## Exercise details
Without including any pictures, copy each entry below exactly.

## Extracted information
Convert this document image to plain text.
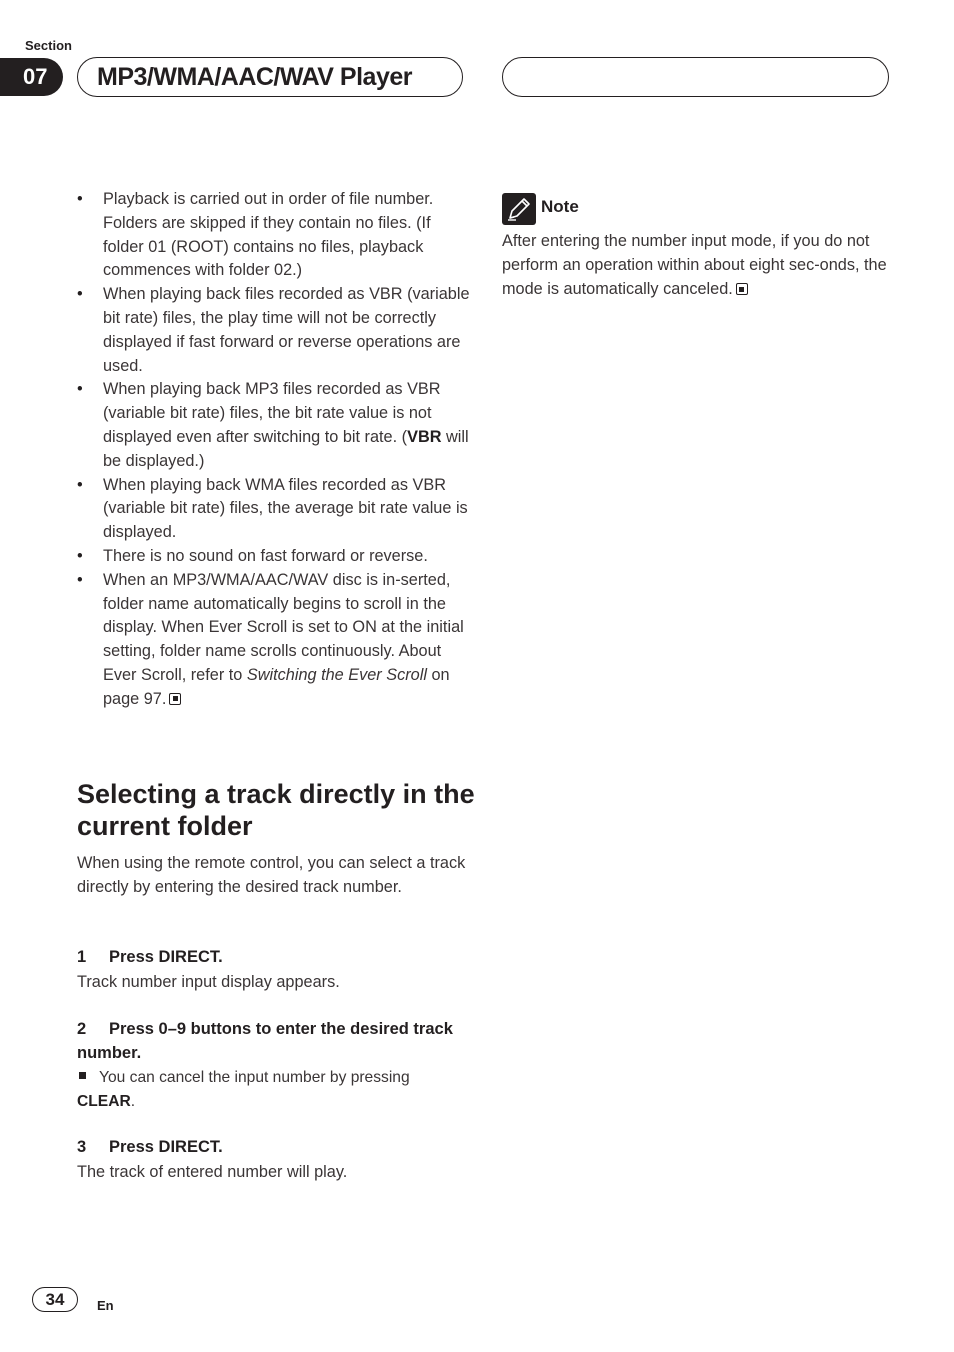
Section
07	MP3/WMA/AAC/WAV Player
• Playback is carried out in order of file number. Folders are skipped if they contain no files. (If folder 01 (ROOT) contains no files, playback commences with folder 02.)
• When playing back files recorded as VBR (variable bit rate) files, the play time will not be correctly displayed if fast forward or reverse operations are used.
• When playing back MP3 files recorded as VBR (variable bit rate) files, the bit rate value is not displayed even after switching to bit rate. (VBR will be displayed.)
• When playing back WMA files recorded as VBR (variable bit rate) files, the average bit rate value is displayed.
• There is no sound on fast forward or reverse.
• When an MP3/WMA/AAC/WAV disc is in-serted, folder name automatically begins to scroll in the display. When Ever Scroll is set to ON at the initial setting, folder name scrolls continuously. About Ever Scroll, refer to Switching the Ever Scroll on page 97.
Selecting a track directly in the current folder

When using the remote control, you can select a track directly by entering the desired track number.

1 Press DIRECT.

Track number input display appears.

2 Press 0–9 buttons to enter the desired track number.

You can cancel the input number by pressing CLEAR.

3 Press DIRECT.

The track of entered number will play.

Note

After entering the number input mode, if you do not perform an operation within about eight sec-onds, the mode is automatically canceled.

34	En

## In response
Convert this document image to plain text.
Section
07	MP3/WMA/AAC/WAV Player
• Playback is carried out in order of file number. Folders are skipped if they contain no files. (If folder 01 (ROOT) contains no files, playback commences with folder 02.)
• When playing back files recorded as VBR (variable bit rate) files, the play time will not be correctly displayed if fast forward or reverse operations are used.
• When playing back MP3 files recorded as VBR (variable bit rate) files, the bit rate value is not displayed even after switching to bit rate. (VBR will be displayed.)
• When playing back WMA files recorded as VBR (variable bit rate) files, the average bit rate value is displayed.
• There is no sound on fast forward or reverse.
• When an MP3/WMA/AAC/WAV disc is in-serted, folder name automatically begins to scroll in the display. When Ever Scroll is set to ON at the initial setting, folder name scrolls continuously. About Ever Scroll, refer to Switching the Ever Scroll on page 97.
Selecting a track directly in the current folder

When using the remote control, you can select a track directly by entering the desired track number.

1 Press DIRECT.

Track number input display appears.

2 Press 0–9 buttons to enter the desired track number.

You can cancel the input number by pressing CLEAR.

3 Press DIRECT.

The track of entered number will play.

Note

After entering the number input mode, if you do not perform an operation within about eight sec-onds, the mode is automatically canceled.

34	En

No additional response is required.